* **What needs to be done**:
The entries below should be given again exactly, minus their pictures.

──────── Given entries ────────

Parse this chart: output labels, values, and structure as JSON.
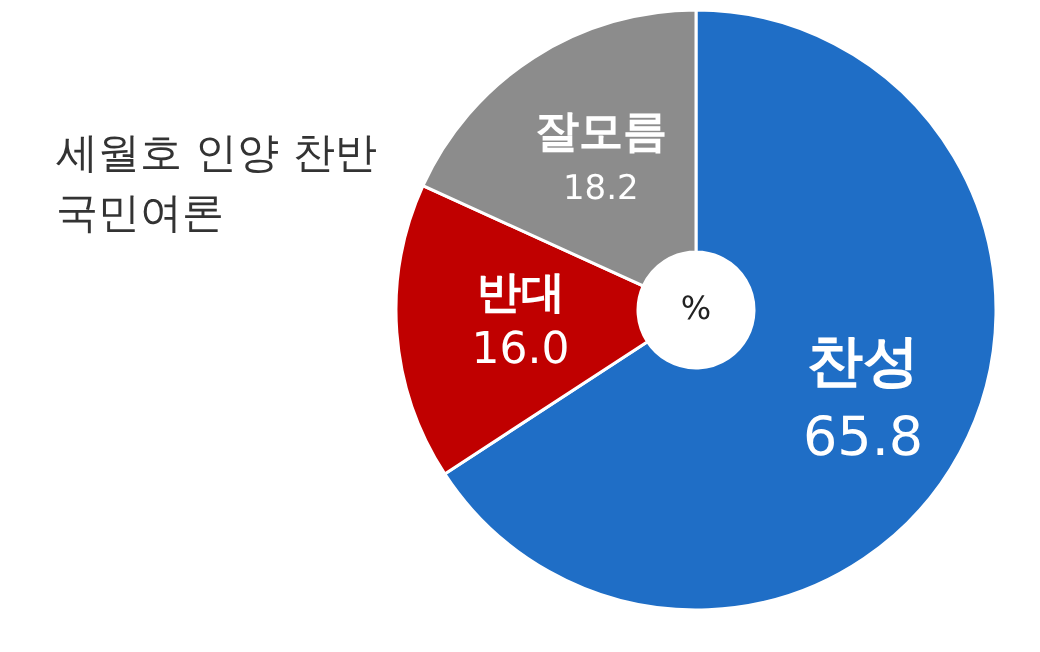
{
  "chart_data": {
    "type": "donut",
    "title": "세월호 인양 찬반 국민여론",
    "categories": [
      "찬성",
      "반대",
      "잘모름"
    ],
    "values": [
      65.8,
      16.0,
      18.2
    ],
    "value_labels": [
      "65.8",
      "16.0",
      "18.2"
    ],
    "colors": [
      "#1f6ec6",
      "#c00000",
      "#8c8c8c"
    ],
    "annotations": [
      "%"
    ]
  }
}
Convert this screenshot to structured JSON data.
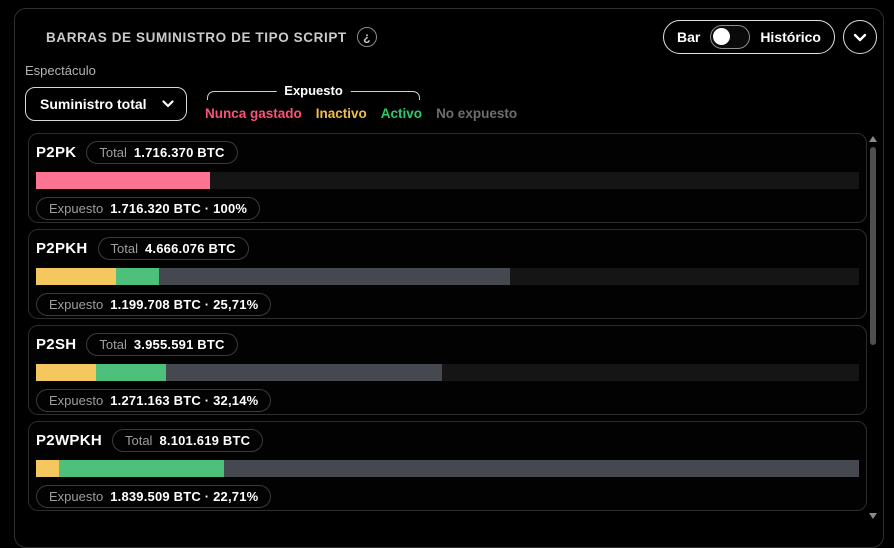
{
  "header": {
    "title": "BARRAS DE SUMINISTRO DE TIPO SCRIPT",
    "info_icon_glyph": "¿",
    "toggle": {
      "left_label": "Bar",
      "right_label": "Histórico",
      "state": "left"
    },
    "collapse_icon": "chevron-down"
  },
  "controls": {
    "show_label": "Espectáculo",
    "select": {
      "value": "Suministro total"
    },
    "legend": {
      "bracket_label": "Expuesto",
      "items": [
        {
          "label": "Nunca gastado",
          "color": "#fc5277"
        },
        {
          "label": "Inactivo",
          "color": "#f0bf49"
        },
        {
          "label": "Activo",
          "color": "#2fca6c"
        }
      ],
      "outside_item": {
        "label": "No expuesto",
        "color": "#6e6e6e"
      }
    }
  },
  "cards": [
    {
      "name": "P2PK",
      "total_label": "Total",
      "total_value": "1.716.370 BTC",
      "exposed_label": "Expuesto",
      "exposed_value": "1.716.320 BTC · 100%",
      "segments": [
        {
          "color": "#fd7493",
          "width": 21.2
        }
      ]
    },
    {
      "name": "P2PKH",
      "total_label": "Total",
      "total_value": "4.666.076 BTC",
      "exposed_label": "Expuesto",
      "exposed_value": "1.199.708 BTC · 25,71%",
      "segments": [
        {
          "color": "#f5c75f",
          "width": 9.7
        },
        {
          "color": "#4ec07c",
          "width": 5.2
        },
        {
          "color": "#45494f",
          "width": 42.7
        }
      ]
    },
    {
      "name": "P2SH",
      "total_label": "Total",
      "total_value": "3.955.591 BTC",
      "exposed_label": "Expuesto",
      "exposed_value": "1.271.163 BTC · 32,14%",
      "segments": [
        {
          "color": "#f5c75f",
          "width": 7.3
        },
        {
          "color": "#4ec07c",
          "width": 8.5
        },
        {
          "color": "#45494f",
          "width": 33.5
        }
      ]
    },
    {
      "name": "P2WPKH",
      "total_label": "Total",
      "total_value": "8.101.619 BTC",
      "exposed_label": "Expuesto",
      "exposed_value": "1.839.509 BTC · 22,71%",
      "segments": [
        {
          "color": "#f5c75f",
          "width": 2.8
        },
        {
          "color": "#4ec07c",
          "width": 20.1
        },
        {
          "color": "#45494f",
          "width": 77.1
        }
      ]
    }
  ],
  "colors": {
    "never_spent": "#fd7493",
    "inactive": "#f5c75f",
    "active": "#4ec07c",
    "not_exposed": "#45494f",
    "bar_track": "#151515",
    "panel_border": "#2f2f2f",
    "card_border": "#2c2c2c"
  },
  "chart_data": {
    "type": "bar",
    "orientation": "horizontal-stacked",
    "title": "Barras de suministro de tipo script",
    "categories": [
      "P2PK",
      "P2PKH",
      "P2SH",
      "P2WPKH"
    ],
    "totals_btc": [
      1716370,
      4666076,
      3955591,
      8101619
    ],
    "exposed_btc": [
      1716320,
      1199708,
      1271163,
      1839509
    ],
    "exposed_pct": [
      100,
      25.71,
      32.14,
      22.71
    ],
    "series": [
      {
        "name": "Nunca gastado",
        "color": "#fd7493",
        "values": [
          1716320,
          0,
          0,
          0
        ]
      },
      {
        "name": "Inactivo",
        "color": "#f5c75f",
        "values": [
          0,
          780000,
          590000,
          230000
        ]
      },
      {
        "name": "Activo",
        "color": "#4ec07c",
        "values": [
          0,
          420000,
          680000,
          1610000
        ]
      },
      {
        "name": "No expuesto",
        "color": "#45494f",
        "values": [
          0,
          3466368,
          2684428,
          6262110
        ]
      }
    ],
    "xlim": [
      0,
      8101619
    ],
    "legend_position": "top",
    "grid": false
  }
}
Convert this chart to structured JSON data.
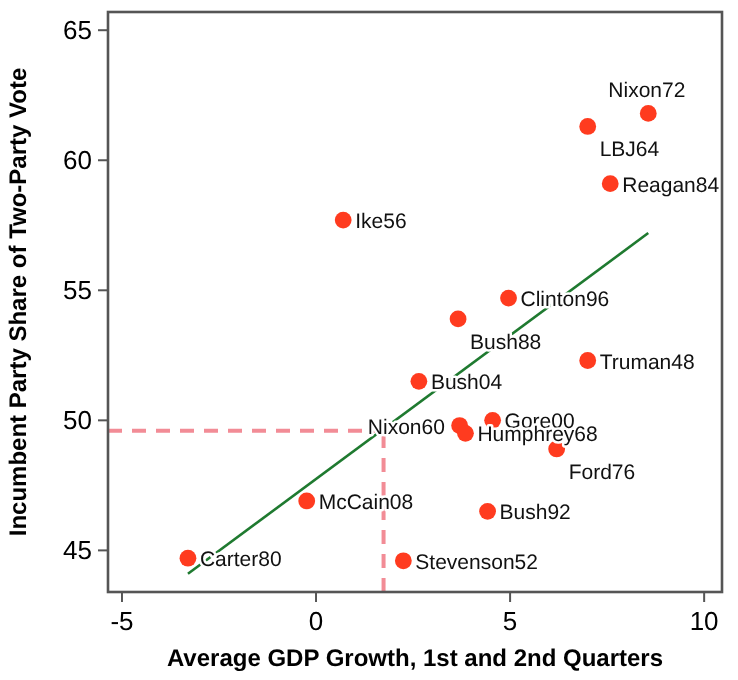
{
  "chart_data": {
    "type": "scatter",
    "xlabel": "Average GDP Growth, 1st and 2nd Quarters",
    "ylabel": "Incumbent Party Share of Two-Party Vote",
    "xlim": [
      -5.36,
      10.46
    ],
    "ylim": [
      43.4,
      65.7
    ],
    "xticks": [
      -5,
      0,
      5,
      10
    ],
    "yticks": [
      45,
      50,
      55,
      60,
      65
    ],
    "grid": false,
    "marker": "circle",
    "series": [
      {
        "color": "#ff3b1f",
        "x": [
          8.56,
          7.0,
          7.58,
          0.7,
          4.96,
          3.66,
          7.0,
          2.65,
          4.55,
          3.7,
          3.85,
          6.2,
          -0.24,
          4.42,
          -3.3,
          2.25
        ],
        "values": [
          61.8,
          61.3,
          59.1,
          57.7,
          54.7,
          53.9,
          52.3,
          51.5,
          50.0,
          49.8,
          49.5,
          48.9,
          46.9,
          46.5,
          44.7,
          44.6
        ]
      },
      {
        "type": "line",
        "color": "#1f7a30",
        "x": [
          -3.3,
          8.56
        ],
        "values": [
          44.1,
          57.2
        ],
        "marker": "none",
        "line_style": "solid"
      }
    ],
    "ref_lines": [
      {
        "axis": "y",
        "value": 49.6,
        "color": "#f28c96",
        "line_style": "dashed"
      },
      {
        "axis": "x",
        "value": 1.74,
        "color": "#f28c96",
        "line_style": "dashed"
      }
    ],
    "annotations": [
      {
        "text": "Nixon72",
        "x": 8.56,
        "y": 61.8
      },
      {
        "text": "LBJ64",
        "x": 7.0,
        "y": 61.3
      },
      {
        "text": "Reagan84",
        "x": 7.58,
        "y": 59.1
      },
      {
        "text": "Ike56",
        "x": 0.7,
        "y": 57.7
      },
      {
        "text": "Clinton96",
        "x": 4.96,
        "y": 54.7
      },
      {
        "text": "Bush88",
        "x": 3.66,
        "y": 53.9
      },
      {
        "text": "Truman48",
        "x": 7.0,
        "y": 52.3
      },
      {
        "text": "Bush04",
        "x": 2.65,
        "y": 51.5
      },
      {
        "text": "Gore00",
        "x": 4.55,
        "y": 50.0
      },
      {
        "text": "Nixon60",
        "x": 3.7,
        "y": 49.8
      },
      {
        "text": "Humphrey68",
        "x": 3.85,
        "y": 49.5
      },
      {
        "text": "Ford76",
        "x": 6.2,
        "y": 48.9
      },
      {
        "text": "McCain08",
        "x": -0.24,
        "y": 46.9
      },
      {
        "text": "Bush92",
        "x": 4.42,
        "y": 46.5
      },
      {
        "text": "Carter80",
        "x": -3.3,
        "y": 44.7
      },
      {
        "text": "Stevenson52",
        "x": 2.25,
        "y": 44.6
      }
    ]
  }
}
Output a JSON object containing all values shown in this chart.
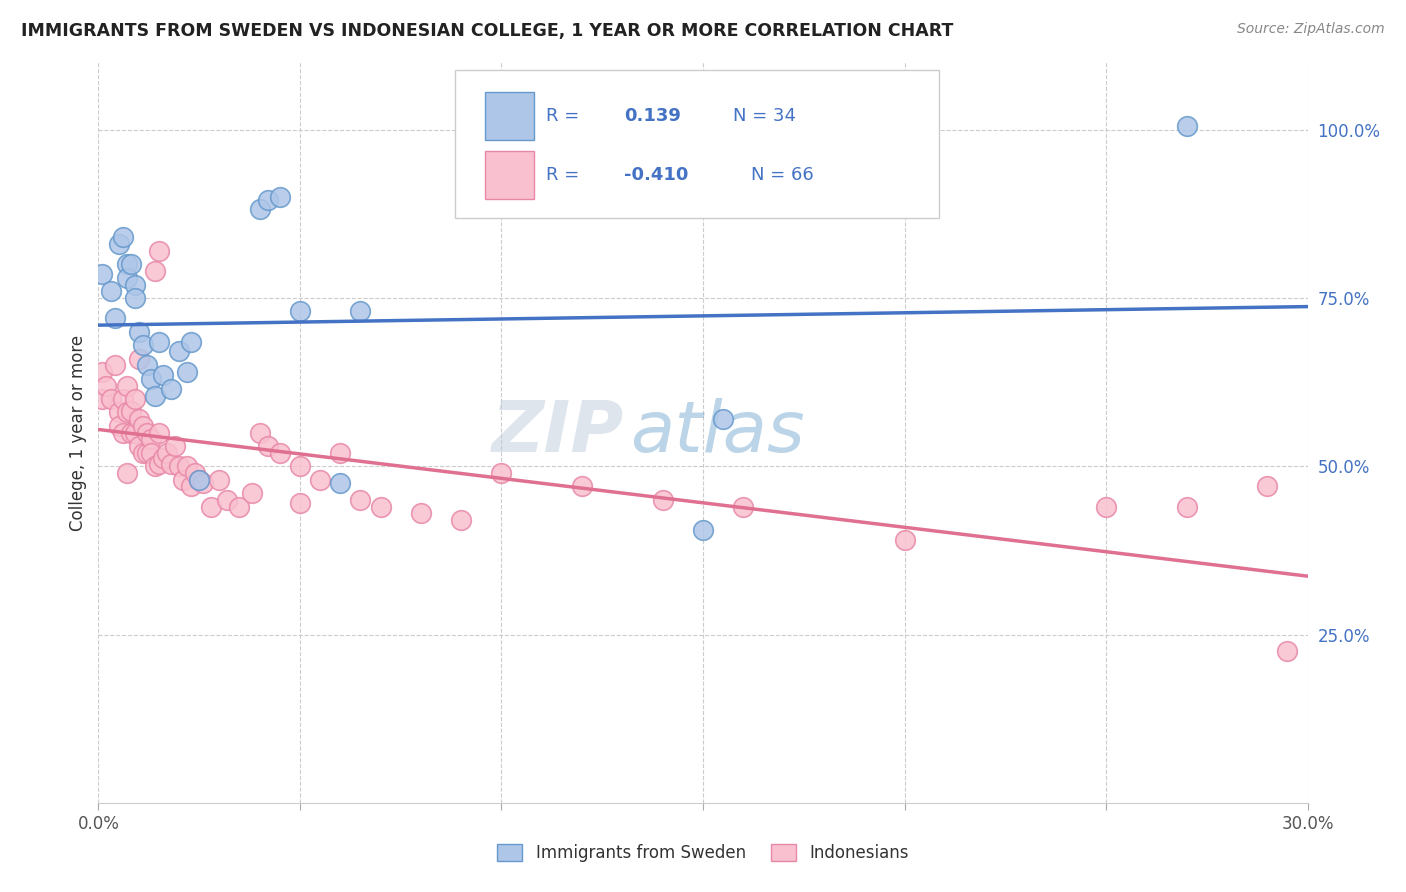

────────

* **Exercise result**:
Parse this chart: output labels, values, and structure as JSON.
{
  "chart_data": {
    "type": "donut",
    "title": "세월호 인양 찬반 국민여론",
    "categories": [
      "찬성",
      "반대",
      "잘모름"
    ],
    "values": [
      65.8,
      16.0,
      18.2
    ],
    "value_labels": [
      "65.8",
      "16.0",
      "18.2"
    ],
    "colors": [
      "#1f6ec6",
      "#c00000",
      "#8c8c8c"
    ],
    "annotations": [
      "%"
    ]
  }
}
Convert this screenshot to structured JSON data.
{
  "header": {
    "title": "BARRAS DE SUMINISTRO DE TIPO SCRIPT",
    "info_icon_glyph": "¿",
    "toggle": {
      "left_label": "Bar",
      "right_label": "Histórico",
      "state": "left"
    },
    "collapse_icon": "chevron-down"
  },
  "controls": {
    "show_label": "Espectáculo",
    "select": {
      "value": "Suministro total"
    },
    "legend": {
      "bracket_label": "Expuesto",
      "items": [
        {
          "label": "Nunca gastado",
          "color": "#fc5277"
        },
        {
          "label": "Inactivo",
          "color": "#f0bf49"
        },
        {
          "label": "Activo",
          "color": "#2fca6c"
        }
      ],
      "outside_item": {
        "label": "No expuesto",
        "color": "#6e6e6e"
      }
    }
  },
  "cards": [
    {
      "name": "P2PK",
      "total_label": "Total",
      "total_value": "1.716.370 BTC",
      "exposed_label": "Expuesto",
      "exposed_value": "1.716.320 BTC · 100%",
      "segments": [
        {
          "color": "#fd7493",
          "width": 21.2
        }
      ]
    },
    {
      "name": "P2PKH",
      "total_label": "Total",
      "total_value": "4.666.076 BTC",
      "exposed_label": "Expuesto",
      "exposed_value": "1.199.708 BTC · 25,71%",
      "segments": [
        {
          "color": "#f5c75f",
          "width": 9.7
        },
        {
          "color": "#4ec07c",
          "width": 5.2
        },
        {
          "color": "#45494f",
          "width": 42.7
        }
      ]
    },
    {
      "name": "P2SH",
      "total_label": "Total",
      "total_value": "3.955.591 BTC",
      "exposed_label": "Expuesto",
      "exposed_value": "1.271.163 BTC · 32,14%",
      "segments": [
        {
          "color": "#f5c75f",
          "width": 7.3
        },
        {
          "color": "#4ec07c",
          "width": 8.5
        },
        {
          "color": "#45494f",
          "width": 33.5
        }
      ]
    },
    {
      "name": "P2WPKH",
      "total_label": "Total",
      "total_value": "8.101.619 BTC",
      "exposed_label": "Expuesto",
      "exposed_value": "1.839.509 BTC · 22,71%",
      "segments": [
        {
          "color": "#f5c75f",
          "width": 2.8
        },
        {
          "color": "#4ec07c",
          "width": 20.1
        },
        {
          "color": "#45494f",
          "width": 77.1
        }
      ]
    }
  ],
  "colors": {
    "never_spent": "#fd7493",
    "inactive": "#f5c75f",
    "active": "#4ec07c",
    "not_exposed": "#45494f",
    "bar_track": "#151515",
    "panel_border": "#2f2f2f",
    "card_border": "#2c2c2c"
  },
  "chart_data": {
    "type": "bar",
    "orientation": "horizontal-stacked",
    "title": "Barras de suministro de tipo script",
    "categories": [
      "P2PK",
      "P2PKH",
      "P2SH",
      "P2WPKH"
    ],
    "totals_btc": [
      1716370,
      4666076,
      3955591,
      8101619
    ],
    "exposed_btc": [
      1716320,
      1199708,
      1271163,
      1839509
    ],
    "exposed_pct": [
      100,
      25.71,
      32.14,
      22.71
    ],
    "series": [
      {
        "name": "Nunca gastado",
        "color": "#fd7493",
        "values": [
          1716320,
          0,
          0,
          0
        ]
      },
      {
        "name": "Inactivo",
        "color": "#f5c75f",
        "values": [
          0,
          780000,
          590000,
          230000
        ]
      },
      {
        "name": "Activo",
        "color": "#4ec07c",
        "values": [
          0,
          420000,
          680000,
          1610000
        ]
      },
      {
        "name": "No expuesto",
        "color": "#45494f",
        "values": [
          0,
          3466368,
          2684428,
          6262110
        ]
      }
    ],
    "xlim": [
      0,
      8101619
    ],
    "legend_position": "top",
    "grid": false
  }
}
Convert this chart to structured JSON data.
{
  "chart_data": {
    "type": "scatter",
    "xlabel": "Average GDP Growth, 1st and 2nd Quarters",
    "ylabel": "Incumbent Party Share of Two-Party Vote",
    "xlim": [
      -5.36,
      10.46
    ],
    "ylim": [
      43.4,
      65.7
    ],
    "xticks": [
      -5,
      0,
      5,
      10
    ],
    "yticks": [
      45,
      50,
      55,
      60,
      65
    ],
    "grid": false,
    "marker": "circle",
    "series": [
      {
        "color": "#ff3b1f",
        "x": [
          8.56,
          7.0,
          7.58,
          0.7,
          4.96,
          3.66,
          7.0,
          2.65,
          4.55,
          3.7,
          3.85,
          6.2,
          -0.24,
          4.42,
          -3.3,
          2.25
        ],
        "values": [
          61.8,
          61.3,
          59.1,
          57.7,
          54.7,
          53.9,
          52.3,
          51.5,
          50.0,
          49.8,
          49.5,
          48.9,
          46.9,
          46.5,
          44.7,
          44.6
        ]
      },
      {
        "type": "line",
        "color": "#1f7a30",
        "x": [
          -3.3,
          8.56
        ],
        "values": [
          44.1,
          57.2
        ],
        "marker": "none",
        "line_style": "solid"
      }
    ],
    "ref_lines": [
      {
        "axis": "y",
        "value": 49.6,
        "color": "#f28c96",
        "line_style": "dashed"
      },
      {
        "axis": "x",
        "value": 1.74,
        "color": "#f28c96",
        "line_style": "dashed"
      }
    ],
    "annotations": [
      {
        "text": "Nixon72",
        "x": 8.56,
        "y": 61.8
      },
      {
        "text": "LBJ64",
        "x": 7.0,
        "y": 61.3
      },
      {
        "text": "Reagan84",
        "x": 7.58,
        "y": 59.1
      },
      {
        "text": "Ike56",
        "x": 0.7,
        "y": 57.7
      },
      {
        "text": "Clinton96",
        "x": 4.96,
        "y": 54.7
      },
      {
        "text": "Bush88",
        "x": 3.66,
        "y": 53.9
      },
      {
        "text": "Truman48",
        "x": 7.0,
        "y": 52.3
      },
      {
        "text": "Bush04",
        "x": 2.65,
        "y": 51.5
      },
      {
        "text": "Gore00",
        "x": 4.55,
        "y": 50.0
      },
      {
        "text": "Nixon60",
        "x": 3.7,
        "y": 49.8
      },
      {
        "text": "Humphrey68",
        "x": 3.85,
        "y": 49.5
      },
      {
        "text": "Ford76",
        "x": 6.2,
        "y": 48.9
      },
      {
        "text": "McCain08",
        "x": -0.24,
        "y": 46.9
      },
      {
        "text": "Bush92",
        "x": 4.42,
        "y": 46.5
      },
      {
        "text": "Carter80",
        "x": -3.3,
        "y": 44.7
      },
      {
        "text": "Stevenson52",
        "x": 2.25,
        "y": 44.6
      }
    ]
  }
}
Output a JSON object containing all values shown in this chart.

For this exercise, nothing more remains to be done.